======== FRAGMENTO DEL TEXTO
Hemos llegado a saciarnos de historietas vulgares, de incidentes íntimos y sin valor, contados con poca gracia, sin discernimiento, sin luz de cultura y sin esa emoción interna del artista que comunica atractivo a los pormenores trillados de la realidad. El simbolismo revela, al menos, que el autor, al concebir su obra, se ha tomado la molestia de derrochar cierta cantidad de fósforo cerebral, o lo que sea esa quisicosa que sirve de alambre conductor a la chispa del pensamiento. Y en Francia el simbolismo tenía que venir a su hora, pues hay un público culto que, no sólo lo entiende y puede hacerse cargo, sino que ya tiene sed de esas medulas y dobles fondos, como el público español del siglo XVII apetecía las disquisiciones teológicas en el drama. No así el de hoy. Si por acá despuntase un Peladan, le juzgaríamos probablemente lunático, estrafalario, sortílego y digno de ser encerrado en Leganés38.

Y aunque reconocía el agotamiento del realismo, la alternativa francesa no le parecía la adecuada para la sociedad española. Así, afirmaba a continuación:

Además, aun cuando por acá no nos luce el pelo, ni estamos muy boyantes, no sé si por virtud de nuestro hermoso cielo o de que la falta de bienes positivos aligera el ánimo y fortalece el corazón, ello es que no andamos tan desesperados como en Francia, ni somos tan rabiosamente pesimistas, ni sentimos lo que hasta los gatos llaman ya la «melancolía de fin de siglo», ni tenemos ese misticismo empecatado, ni esas «elegantes corrupciones». Al contrario: estamos en una racha de serenidad y alegría, y ya se verá cómo las últimas modas literarias francesas no marcan aquí ni aun la raya borrada instantáneamente que la varilla del niño juguetón abre en la superficie del agua39.
================
======== SEGMENTO DE DATOS
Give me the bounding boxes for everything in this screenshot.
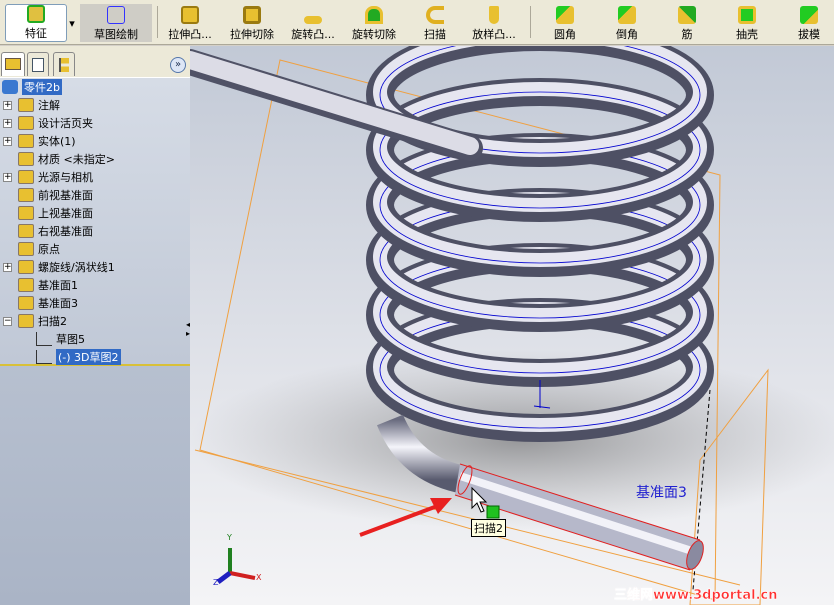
================
### DETALLES DEL EJERCICIO
Por favor, contesta estas preguntas sobre el fragmento acerca del simbolismo y numera las respuestas del mismo modo:
1. ¿Qué revela al menos el simbolismo sobre el autor que concibe la obra?
2. ¿Qué apetecía en el drama el público español del siglo XVII?
3. ¿En qué clase de racha se afirma que se está «por acá»?

### RESULTADO DEL EJERCICIO
1. Que el autor, al concebir su obra, se ha tomado la molestia de derrochar cierta cantidad de fósforo cerebral.
2. Las disquisiciones teológicas.
3. En una racha de serenidad y alegría.